EXTRACTED ENTRIES —
==========

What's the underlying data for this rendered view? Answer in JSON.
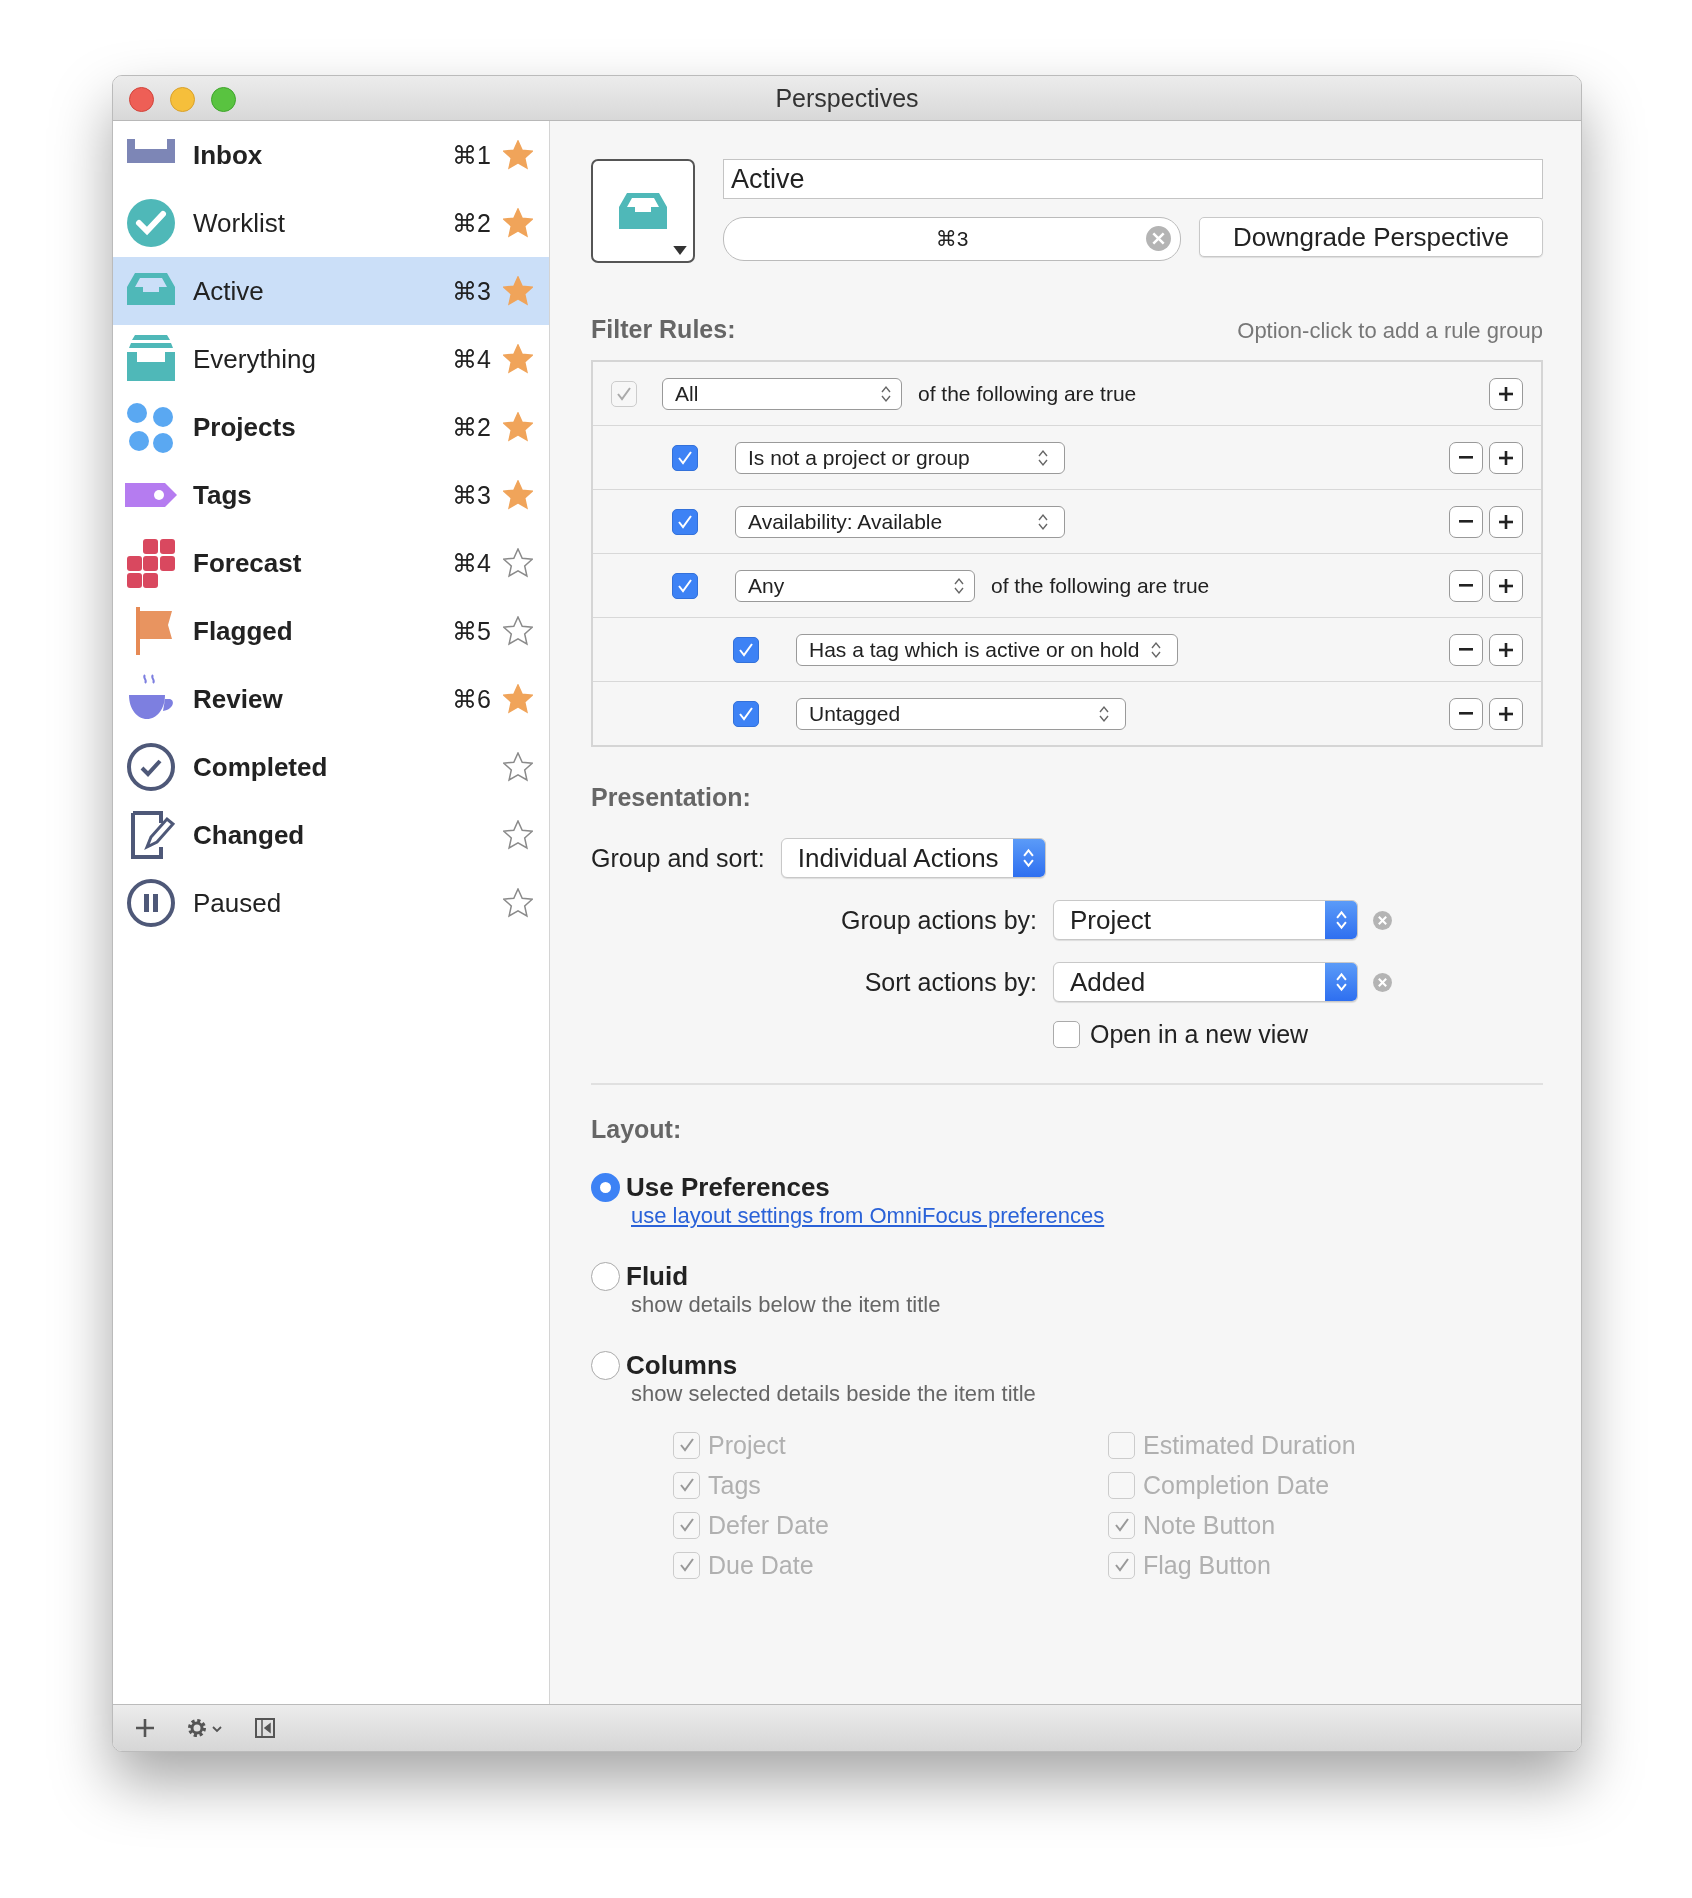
{
  "window": {
    "title": "Perspectives"
  },
  "sidebar": {
    "items": [
      {
        "label": "Inbox",
        "kind": "inbox",
        "shortcut": "⌘1",
        "starred": true,
        "emphasized": true,
        "selected": false
      },
      {
        "label": "Worklist",
        "kind": "check",
        "shortcut": "⌘2",
        "starred": true,
        "emphasized": false,
        "selected": false
      },
      {
        "label": "Active",
        "kind": "tray",
        "shortcut": "⌘3",
        "starred": true,
        "emphasized": false,
        "selected": true
      },
      {
        "label": "Everything",
        "kind": "stack",
        "shortcut": "⌘4",
        "starred": true,
        "emphasized": false,
        "selected": false
      },
      {
        "label": "Projects",
        "kind": "dots",
        "shortcut": "⌘2",
        "starred": true,
        "emphasized": true,
        "selected": false
      },
      {
        "label": "Tags",
        "kind": "tag",
        "shortcut": "⌘3",
        "starred": true,
        "emphasized": true,
        "selected": false
      },
      {
        "label": "Forecast",
        "kind": "grid",
        "shortcut": "⌘4",
        "starred": false,
        "emphasized": true,
        "selected": false
      },
      {
        "label": "Flagged",
        "kind": "flag",
        "shortcut": "⌘5",
        "starred": false,
        "emphasized": true,
        "selected": false
      },
      {
        "label": "Review",
        "kind": "cup",
        "shortcut": "⌘6",
        "starred": true,
        "emphasized": true,
        "selected": false
      },
      {
        "label": "Completed",
        "kind": "done",
        "starred": false,
        "emphasized": true,
        "selected": false
      },
      {
        "label": "Changed",
        "kind": "edit",
        "starred": false,
        "emphasized": true,
        "selected": false
      },
      {
        "label": "Paused",
        "kind": "pause",
        "starred": false,
        "emphasized": false,
        "selected": false
      }
    ]
  },
  "header": {
    "name": "Active",
    "shortcut": "⌘3",
    "button": "Downgrade Perspective"
  },
  "filter": {
    "title": "Filter Rules:",
    "hint": "Option-click to add a rule group",
    "rules": [
      {
        "kind": "group",
        "checked": true,
        "disabled": true,
        "value": "All",
        "text": "of the following are true",
        "children": [
          {
            "kind": "condition",
            "checked": true,
            "disabled": false,
            "value": "Is not a project or group"
          },
          {
            "kind": "condition",
            "checked": true,
            "disabled": false,
            "value": "Availability: Available"
          },
          {
            "kind": "group",
            "checked": true,
            "disabled": false,
            "value": "Any",
            "text": "of the following are true",
            "children": [
              {
                "kind": "condition",
                "checked": true,
                "disabled": false,
                "value": "Has a tag which is active or on hold"
              },
              {
                "kind": "condition",
                "checked": true,
                "disabled": false,
                "value": "Untagged"
              }
            ]
          }
        ]
      }
    ]
  },
  "presentation": {
    "title": "Presentation:",
    "group_and_sort_label": "Group and sort:",
    "group_and_sort": "Individual Actions",
    "group_by_label": "Group actions by:",
    "group_by": "Project",
    "sort_by_label": "Sort actions by:",
    "sort_by": "Added",
    "open_new_view": {
      "label": "Open in a new view",
      "checked": false
    }
  },
  "layout": {
    "title": "Layout:",
    "options": [
      {
        "title": "Use Preferences",
        "description": "use layout settings from OmniFocus preferences",
        "kind": "link",
        "selected": true
      },
      {
        "title": "Fluid",
        "description": "show details below the item title",
        "kind": "text",
        "selected": false
      },
      {
        "title": "Columns",
        "description": "show selected details beside the item title",
        "kind": "text",
        "selected": false
      }
    ],
    "columns": [
      {
        "label": "Project",
        "checked": true,
        "disabled": true
      },
      {
        "label": "Estimated Duration",
        "checked": false,
        "disabled": true
      },
      {
        "label": "Tags",
        "checked": true,
        "disabled": true
      },
      {
        "label": "Completion Date",
        "checked": false,
        "disabled": true
      },
      {
        "label": "Defer Date",
        "checked": true,
        "disabled": true
      },
      {
        "label": "Note Button",
        "checked": true,
        "disabled": true
      },
      {
        "label": "Due Date",
        "checked": true,
        "disabled": true
      },
      {
        "label": "Flag Button",
        "checked": true,
        "disabled": true
      }
    ]
  }
}
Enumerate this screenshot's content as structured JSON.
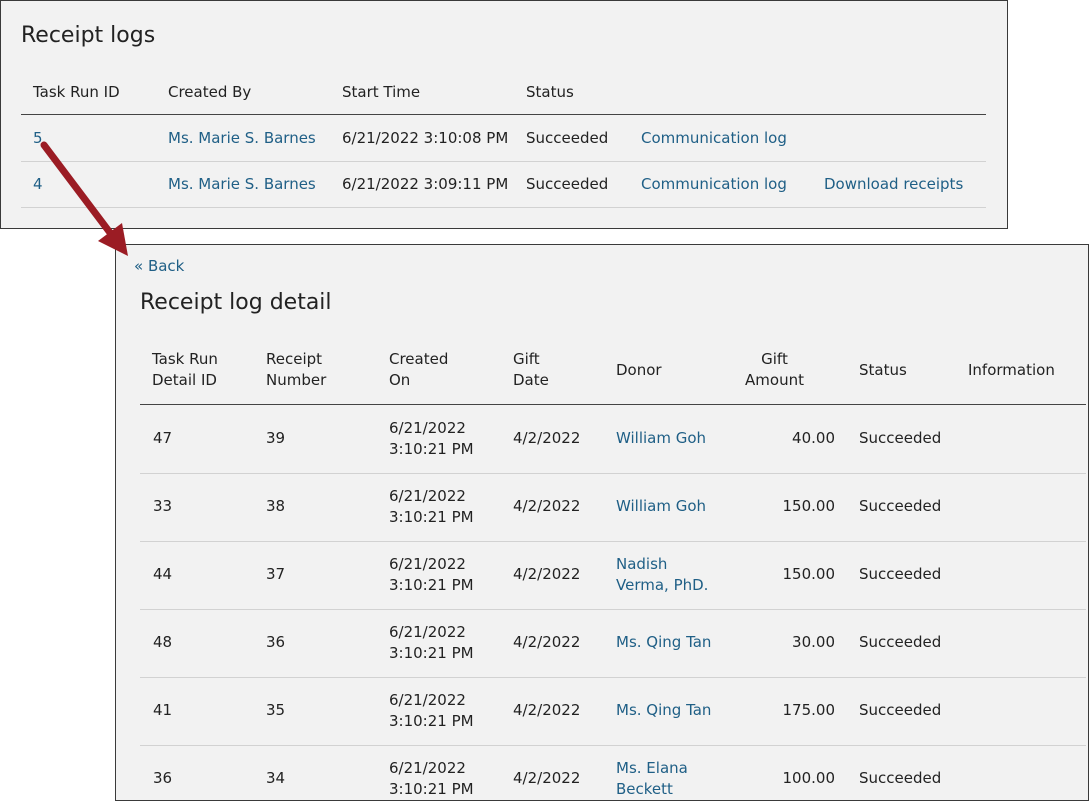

==========

GOAL OF THE EXERCISE —
Using the records above, output their complete text exactly, minus any images.

WORKED ANSWER —
What's the underlying data for this rendered view? Answer in JSON.
{
  "window": {
    "title": "Perspectives"
  },
  "sidebar": {
    "items": [
      {
        "label": "Inbox",
        "kind": "inbox",
        "shortcut": "⌘1",
        "starred": true,
        "emphasized": true,
        "selected": false
      },
      {
        "label": "Worklist",
        "kind": "check",
        "shortcut": "⌘2",
        "starred": true,
        "emphasized": false,
        "selected": false
      },
      {
        "label": "Active",
        "kind": "tray",
        "shortcut": "⌘3",
        "starred": true,
        "emphasized": false,
        "selected": true
      },
      {
        "label": "Everything",
        "kind": "stack",
        "shortcut": "⌘4",
        "starred": true,
        "emphasized": false,
        "selected": false
      },
      {
        "label": "Projects",
        "kind": "dots",
        "shortcut": "⌘2",
        "starred": true,
        "emphasized": true,
        "selected": false
      },
      {
        "label": "Tags",
        "kind": "tag",
        "shortcut": "⌘3",
        "starred": true,
        "emphasized": true,
        "selected": false
      },
      {
        "label": "Forecast",
        "kind": "grid",
        "shortcut": "⌘4",
        "starred": false,
        "emphasized": true,
        "selected": false
      },
      {
        "label": "Flagged",
        "kind": "flag",
        "shortcut": "⌘5",
        "starred": false,
        "emphasized": true,
        "selected": false
      },
      {
        "label": "Review",
        "kind": "cup",
        "shortcut": "⌘6",
        "starred": true,
        "emphasized": true,
        "selected": false
      },
      {
        "label": "Completed",
        "kind": "done",
        "starred": false,
        "emphasized": true,
        "selected": false
      },
      {
        "label": "Changed",
        "kind": "edit",
        "starred": false,
        "emphasized": true,
        "selected": false
      },
      {
        "label": "Paused",
        "kind": "pause",
        "starred": false,
        "emphasized": false,
        "selected": false
      }
    ]
  },
  "header": {
    "name": "Active",
    "shortcut": "⌘3",
    "button": "Downgrade Perspective"
  },
  "filter": {
    "title": "Filter Rules:",
    "hint": "Option-click to add a rule group",
    "rules": [
      {
        "kind": "group",
        "checked": true,
        "disabled": true,
        "value": "All",
        "text": "of the following are true",
        "children": [
          {
            "kind": "condition",
            "checked": true,
            "disabled": false,
            "value": "Is not a project or group"
          },
          {
            "kind": "condition",
            "checked": true,
            "disabled": false,
            "value": "Availability: Available"
          },
          {
            "kind": "group",
            "checked": true,
            "disabled": false,
            "value": "Any",
            "text": "of the following are true",
            "children": [
              {
                "kind": "condition",
                "checked": true,
                "disabled": false,
                "value": "Has a tag which is active or on hold"
              },
              {
                "kind": "condition",
                "checked": true,
                "disabled": false,
                "value": "Untagged"
              }
            ]
          }
        ]
      }
    ]
  },
  "presentation": {
    "title": "Presentation:",
    "group_and_sort_label": "Group and sort:",
    "group_and_sort": "Individual Actions",
    "group_by_label": "Group actions by:",
    "group_by": "Project",
    "sort_by_label": "Sort actions by:",
    "sort_by": "Added",
    "open_new_view": {
      "label": "Open in a new view",
      "checked": false
    }
  },
  "layout": {
    "title": "Layout:",
    "options": [
      {
        "title": "Use Preferences",
        "description": "use layout settings from OmniFocus preferences",
        "kind": "link",
        "selected": true
      },
      {
        "title": "Fluid",
        "description": "show details below the item title",
        "kind": "text",
        "selected": false
      },
      {
        "title": "Columns",
        "description": "show selected details beside the item title",
        "kind": "text",
        "selected": false
      }
    ],
    "columns": [
      {
        "label": "Project",
        "checked": true,
        "disabled": true
      },
      {
        "label": "Estimated Duration",
        "checked": false,
        "disabled": true
      },
      {
        "label": "Tags",
        "checked": true,
        "disabled": true
      },
      {
        "label": "Completion Date",
        "checked": false,
        "disabled": true
      },
      {
        "label": "Defer Date",
        "checked": true,
        "disabled": true
      },
      {
        "label": "Note Button",
        "checked": true,
        "disabled": true
      },
      {
        "label": "Due Date",
        "checked": true,
        "disabled": true
      },
      {
        "label": "Flag Button",
        "checked": true,
        "disabled": true
      }
    ]
  }
}
Enumerate this screenshot's content as structured JSON.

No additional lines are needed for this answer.